• _Short task_: Would you write out the entries below, every one of them, exactly?

• _Records from a data collection_:
───
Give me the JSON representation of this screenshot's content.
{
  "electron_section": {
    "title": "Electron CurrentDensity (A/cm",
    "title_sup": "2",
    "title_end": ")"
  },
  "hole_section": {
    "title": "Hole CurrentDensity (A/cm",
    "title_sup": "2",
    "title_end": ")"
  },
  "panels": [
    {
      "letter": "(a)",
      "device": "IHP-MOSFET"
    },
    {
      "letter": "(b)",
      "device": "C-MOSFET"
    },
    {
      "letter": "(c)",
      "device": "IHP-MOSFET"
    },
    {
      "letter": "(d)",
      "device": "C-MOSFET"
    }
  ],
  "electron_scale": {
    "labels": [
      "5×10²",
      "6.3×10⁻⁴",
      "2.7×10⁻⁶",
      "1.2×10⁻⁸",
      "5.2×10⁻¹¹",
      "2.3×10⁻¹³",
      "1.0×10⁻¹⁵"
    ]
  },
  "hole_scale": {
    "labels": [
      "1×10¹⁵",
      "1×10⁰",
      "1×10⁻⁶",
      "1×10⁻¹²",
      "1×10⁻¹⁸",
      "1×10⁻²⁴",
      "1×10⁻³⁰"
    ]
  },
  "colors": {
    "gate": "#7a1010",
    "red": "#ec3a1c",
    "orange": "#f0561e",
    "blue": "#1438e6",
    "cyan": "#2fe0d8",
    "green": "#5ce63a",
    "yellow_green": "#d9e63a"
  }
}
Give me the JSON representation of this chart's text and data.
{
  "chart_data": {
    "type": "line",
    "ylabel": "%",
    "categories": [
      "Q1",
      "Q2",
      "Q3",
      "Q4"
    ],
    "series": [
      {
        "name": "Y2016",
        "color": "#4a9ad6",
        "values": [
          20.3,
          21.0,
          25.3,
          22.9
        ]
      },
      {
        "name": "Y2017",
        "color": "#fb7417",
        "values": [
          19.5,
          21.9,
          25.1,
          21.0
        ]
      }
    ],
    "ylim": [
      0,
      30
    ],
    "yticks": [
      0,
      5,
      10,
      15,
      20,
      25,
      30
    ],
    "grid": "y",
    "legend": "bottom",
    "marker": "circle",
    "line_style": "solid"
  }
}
───
• _Finished answer_:
Give me the JSON representation of this screenshot's content.
{
  "electron_section": {
    "title": "Electron CurrentDensity (A/cm",
    "title_sup": "2",
    "title_end": ")"
  },
  "hole_section": {
    "title": "Hole CurrentDensity (A/cm",
    "title_sup": "2",
    "title_end": ")"
  },
  "panels": [
    {
      "letter": "(a)",
      "device": "IHP-MOSFET"
    },
    {
      "letter": "(b)",
      "device": "C-MOSFET"
    },
    {
      "letter": "(c)",
      "device": "IHP-MOSFET"
    },
    {
      "letter": "(d)",
      "device": "C-MOSFET"
    }
  ],
  "electron_scale": {
    "labels": [
      "5×10²",
      "6.3×10⁻⁴",
      "2.7×10⁻⁶",
      "1.2×10⁻⁸",
      "5.2×10⁻¹¹",
      "2.3×10⁻¹³",
      "1.0×10⁻¹⁵"
    ]
  },
  "hole_scale": {
    "labels": [
      "1×10¹⁵",
      "1×10⁰",
      "1×10⁻⁶",
      "1×10⁻¹²",
      "1×10⁻¹⁸",
      "1×10⁻²⁴",
      "1×10⁻³⁰"
    ]
  },
  "colors": {
    "gate": "#7a1010",
    "red": "#ec3a1c",
    "orange": "#f0561e",
    "blue": "#1438e6",
    "cyan": "#2fe0d8",
    "green": "#5ce63a",
    "yellow_green": "#d9e63a"
  }
}
Give me the JSON representation of this chart's text and data.
{
  "chart_data": {
    "type": "line",
    "ylabel": "%",
    "categories": [
      "Q1",
      "Q2",
      "Q3",
      "Q4"
    ],
    "series": [
      {
        "name": "Y2016",
        "color": "#4a9ad6",
        "values": [
          20.3,
          21.0,
          25.3,
          22.9
        ]
      },
      {
        "name": "Y2017",
        "color": "#fb7417",
        "values": [
          19.5,
          21.9,
          25.1,
          21.0
        ]
      }
    ],
    "ylim": [
      0,
      30
    ],
    "yticks": [
      0,
      5,
      10,
      15,
      20,
      25,
      30
    ],
    "grid": "y",
    "legend": "bottom",
    "marker": "circle",
    "line_style": "solid"
  }
}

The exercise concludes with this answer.